Material for the task:
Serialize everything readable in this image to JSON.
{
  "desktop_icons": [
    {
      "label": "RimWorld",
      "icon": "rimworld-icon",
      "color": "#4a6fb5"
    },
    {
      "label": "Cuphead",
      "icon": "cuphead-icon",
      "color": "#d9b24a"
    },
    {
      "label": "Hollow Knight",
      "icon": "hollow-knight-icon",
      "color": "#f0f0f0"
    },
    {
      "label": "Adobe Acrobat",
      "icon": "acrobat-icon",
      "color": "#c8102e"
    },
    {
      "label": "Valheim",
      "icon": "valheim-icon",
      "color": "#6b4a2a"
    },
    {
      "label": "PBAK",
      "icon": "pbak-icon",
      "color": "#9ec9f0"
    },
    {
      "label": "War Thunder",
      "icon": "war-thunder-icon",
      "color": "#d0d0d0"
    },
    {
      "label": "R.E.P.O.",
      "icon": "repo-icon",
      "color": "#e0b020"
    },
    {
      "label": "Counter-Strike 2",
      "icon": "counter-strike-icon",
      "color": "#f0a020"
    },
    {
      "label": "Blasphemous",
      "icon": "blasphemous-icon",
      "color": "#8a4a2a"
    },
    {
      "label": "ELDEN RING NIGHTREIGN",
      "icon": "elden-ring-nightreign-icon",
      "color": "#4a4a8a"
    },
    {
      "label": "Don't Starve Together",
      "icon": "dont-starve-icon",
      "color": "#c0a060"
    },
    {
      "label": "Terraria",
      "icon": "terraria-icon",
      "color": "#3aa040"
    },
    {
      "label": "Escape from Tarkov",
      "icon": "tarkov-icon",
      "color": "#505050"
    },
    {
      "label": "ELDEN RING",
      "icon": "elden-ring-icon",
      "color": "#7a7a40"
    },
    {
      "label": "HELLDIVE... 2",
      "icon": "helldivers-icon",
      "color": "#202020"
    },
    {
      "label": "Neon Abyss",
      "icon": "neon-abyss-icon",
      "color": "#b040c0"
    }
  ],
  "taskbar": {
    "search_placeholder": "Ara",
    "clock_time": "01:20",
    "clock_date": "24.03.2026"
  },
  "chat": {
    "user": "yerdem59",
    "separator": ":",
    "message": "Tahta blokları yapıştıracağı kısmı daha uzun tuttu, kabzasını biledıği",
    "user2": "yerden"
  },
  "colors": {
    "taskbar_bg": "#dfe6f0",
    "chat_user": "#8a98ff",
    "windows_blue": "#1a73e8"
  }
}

The exercise: Transcribe the material above word for word.

Solution to the exercise:
Serialize everything readable in this image to JSON.
{
  "desktop_icons": [
    {
      "label": "RimWorld",
      "icon": "rimworld-icon",
      "color": "#4a6fb5"
    },
    {
      "label": "Cuphead",
      "icon": "cuphead-icon",
      "color": "#d9b24a"
    },
    {
      "label": "Hollow Knight",
      "icon": "hollow-knight-icon",
      "color": "#f0f0f0"
    },
    {
      "label": "Adobe Acrobat",
      "icon": "acrobat-icon",
      "color": "#c8102e"
    },
    {
      "label": "Valheim",
      "icon": "valheim-icon",
      "color": "#6b4a2a"
    },
    {
      "label": "PBAK",
      "icon": "pbak-icon",
      "color": "#9ec9f0"
    },
    {
      "label": "War Thunder",
      "icon": "war-thunder-icon",
      "color": "#d0d0d0"
    },
    {
      "label": "R.E.P.O.",
      "icon": "repo-icon",
      "color": "#e0b020"
    },
    {
      "label": "Counter-Strike 2",
      "icon": "counter-strike-icon",
      "color": "#f0a020"
    },
    {
      "label": "Blasphemous",
      "icon": "blasphemous-icon",
      "color": "#8a4a2a"
    },
    {
      "label": "ELDEN RING NIGHTREIGN",
      "icon": "elden-ring-nightreign-icon",
      "color": "#4a4a8a"
    },
    {
      "label": "Don't Starve Together",
      "icon": "dont-starve-icon",
      "color": "#c0a060"
    },
    {
      "label": "Terraria",
      "icon": "terraria-icon",
      "color": "#3aa040"
    },
    {
      "label": "Escape from Tarkov",
      "icon": "tarkov-icon",
      "color": "#505050"
    },
    {
      "label": "ELDEN RING",
      "icon": "elden-ring-icon",
      "color": "#7a7a40"
    },
    {
      "label": "HELLDIVE... 2",
      "icon": "helldivers-icon",
      "color": "#202020"
    },
    {
      "label": "Neon Abyss",
      "icon": "neon-abyss-icon",
      "color": "#b040c0"
    }
  ],
  "taskbar": {
    "search_placeholder": "Ara",
    "clock_time": "01:20",
    "clock_date": "24.03.2026"
  },
  "chat": {
    "user": "yerdem59",
    "separator": ":",
    "message": "Tahta blokları yapıştıracağı kısmı daha uzun tuttu, kabzasını biledıği",
    "user2": "yerden"
  },
  "colors": {
    "taskbar_bg": "#dfe6f0",
    "chat_user": "#8a98ff",
    "windows_blue": "#1a73e8"
  }
}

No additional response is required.